> **Your instructions**
From the listing below, return each line that includes "moment".

* begin Information supplied *

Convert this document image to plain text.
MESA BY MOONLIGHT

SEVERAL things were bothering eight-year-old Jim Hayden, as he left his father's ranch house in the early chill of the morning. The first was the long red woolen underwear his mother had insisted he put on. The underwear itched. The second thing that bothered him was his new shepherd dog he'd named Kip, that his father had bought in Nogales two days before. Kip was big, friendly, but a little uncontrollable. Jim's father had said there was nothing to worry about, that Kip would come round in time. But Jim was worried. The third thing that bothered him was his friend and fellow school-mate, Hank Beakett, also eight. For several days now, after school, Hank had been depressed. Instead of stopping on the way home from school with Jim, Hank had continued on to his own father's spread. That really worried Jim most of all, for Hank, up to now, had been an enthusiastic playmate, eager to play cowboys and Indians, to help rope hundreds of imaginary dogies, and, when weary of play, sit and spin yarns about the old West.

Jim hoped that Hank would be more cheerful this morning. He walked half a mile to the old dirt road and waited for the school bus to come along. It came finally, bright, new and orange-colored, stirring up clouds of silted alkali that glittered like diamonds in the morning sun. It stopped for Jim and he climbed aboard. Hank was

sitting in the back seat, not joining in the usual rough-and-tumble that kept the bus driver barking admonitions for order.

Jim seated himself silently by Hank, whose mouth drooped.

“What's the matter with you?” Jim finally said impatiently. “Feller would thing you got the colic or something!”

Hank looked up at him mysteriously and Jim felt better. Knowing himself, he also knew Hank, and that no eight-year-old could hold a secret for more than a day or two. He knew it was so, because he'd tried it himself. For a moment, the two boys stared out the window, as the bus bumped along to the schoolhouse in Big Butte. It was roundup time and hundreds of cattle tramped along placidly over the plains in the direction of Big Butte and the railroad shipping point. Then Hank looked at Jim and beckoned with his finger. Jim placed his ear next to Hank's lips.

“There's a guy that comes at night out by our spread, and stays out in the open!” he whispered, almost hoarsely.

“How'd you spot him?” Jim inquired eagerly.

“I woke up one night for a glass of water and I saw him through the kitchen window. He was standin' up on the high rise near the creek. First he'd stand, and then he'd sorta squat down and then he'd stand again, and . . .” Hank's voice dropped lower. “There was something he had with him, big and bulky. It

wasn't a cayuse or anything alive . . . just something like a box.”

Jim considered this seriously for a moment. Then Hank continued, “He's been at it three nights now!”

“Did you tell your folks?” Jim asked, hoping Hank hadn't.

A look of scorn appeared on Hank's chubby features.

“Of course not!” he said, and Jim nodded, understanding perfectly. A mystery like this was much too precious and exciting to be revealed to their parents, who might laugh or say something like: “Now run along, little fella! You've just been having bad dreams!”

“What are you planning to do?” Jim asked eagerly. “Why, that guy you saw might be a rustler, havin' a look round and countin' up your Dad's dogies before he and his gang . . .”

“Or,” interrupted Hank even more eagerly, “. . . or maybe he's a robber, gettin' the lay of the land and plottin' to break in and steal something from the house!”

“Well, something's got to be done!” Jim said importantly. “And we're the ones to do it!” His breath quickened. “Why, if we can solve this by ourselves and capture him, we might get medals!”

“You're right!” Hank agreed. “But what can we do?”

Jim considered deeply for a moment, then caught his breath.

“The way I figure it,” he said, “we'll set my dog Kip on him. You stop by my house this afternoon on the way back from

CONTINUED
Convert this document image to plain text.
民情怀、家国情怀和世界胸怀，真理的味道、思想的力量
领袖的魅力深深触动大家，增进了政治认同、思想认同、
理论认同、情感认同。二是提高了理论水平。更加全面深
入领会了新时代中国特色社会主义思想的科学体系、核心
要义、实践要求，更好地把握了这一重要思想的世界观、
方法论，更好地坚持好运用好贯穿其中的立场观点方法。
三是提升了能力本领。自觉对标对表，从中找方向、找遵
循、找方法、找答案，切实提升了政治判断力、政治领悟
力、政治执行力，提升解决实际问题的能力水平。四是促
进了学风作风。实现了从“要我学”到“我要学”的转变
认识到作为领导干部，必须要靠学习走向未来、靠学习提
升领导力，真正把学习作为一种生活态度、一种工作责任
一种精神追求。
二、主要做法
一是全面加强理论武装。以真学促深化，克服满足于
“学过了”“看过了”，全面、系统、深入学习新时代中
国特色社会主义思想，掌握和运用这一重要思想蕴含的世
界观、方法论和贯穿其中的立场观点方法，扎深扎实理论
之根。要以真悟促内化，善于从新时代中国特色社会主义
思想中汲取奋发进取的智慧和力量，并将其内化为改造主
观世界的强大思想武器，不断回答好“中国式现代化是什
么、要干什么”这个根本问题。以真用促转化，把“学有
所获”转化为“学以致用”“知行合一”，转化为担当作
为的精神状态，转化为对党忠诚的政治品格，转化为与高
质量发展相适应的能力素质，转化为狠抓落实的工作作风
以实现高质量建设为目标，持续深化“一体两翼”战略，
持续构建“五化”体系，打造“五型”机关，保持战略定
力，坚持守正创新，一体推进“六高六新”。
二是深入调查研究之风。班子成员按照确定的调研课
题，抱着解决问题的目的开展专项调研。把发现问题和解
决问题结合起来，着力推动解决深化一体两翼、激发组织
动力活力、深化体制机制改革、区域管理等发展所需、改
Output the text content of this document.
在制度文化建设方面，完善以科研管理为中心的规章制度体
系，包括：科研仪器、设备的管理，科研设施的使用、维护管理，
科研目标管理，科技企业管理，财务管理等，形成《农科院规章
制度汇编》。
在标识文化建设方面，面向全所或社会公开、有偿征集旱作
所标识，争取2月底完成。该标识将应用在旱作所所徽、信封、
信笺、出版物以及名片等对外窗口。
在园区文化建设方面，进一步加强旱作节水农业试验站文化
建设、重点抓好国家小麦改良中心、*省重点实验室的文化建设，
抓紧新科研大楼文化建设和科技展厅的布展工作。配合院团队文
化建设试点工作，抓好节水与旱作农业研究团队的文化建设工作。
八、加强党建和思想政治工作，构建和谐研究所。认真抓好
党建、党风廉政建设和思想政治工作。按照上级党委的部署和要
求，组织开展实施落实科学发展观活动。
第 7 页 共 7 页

* end Information supplied *

> **The reply**
Hank looked up at him mysteriously and Jim felt better. Knowing himself, he also knew Hank, and that no eight-year-old could hold a secret for more than a day or two. He knew it was so, because he'd tried it himself. For a moment, the two boys stared out the window, as the bus bumped along to the schoolhouse in Big Butte. It was roundup time and hundreds of cattle tramped along placidly over the plains in the direction of Big Butte and the railroad shipping point. Then Hank looked at Jim and beckoned with his finger. Jim placed his ear next to Hank's lips.
Jim considered this seriously for a moment. Then Hank continued, “He's been at it three nights now!”
Jim considered deeply for a moment, then caught his breath.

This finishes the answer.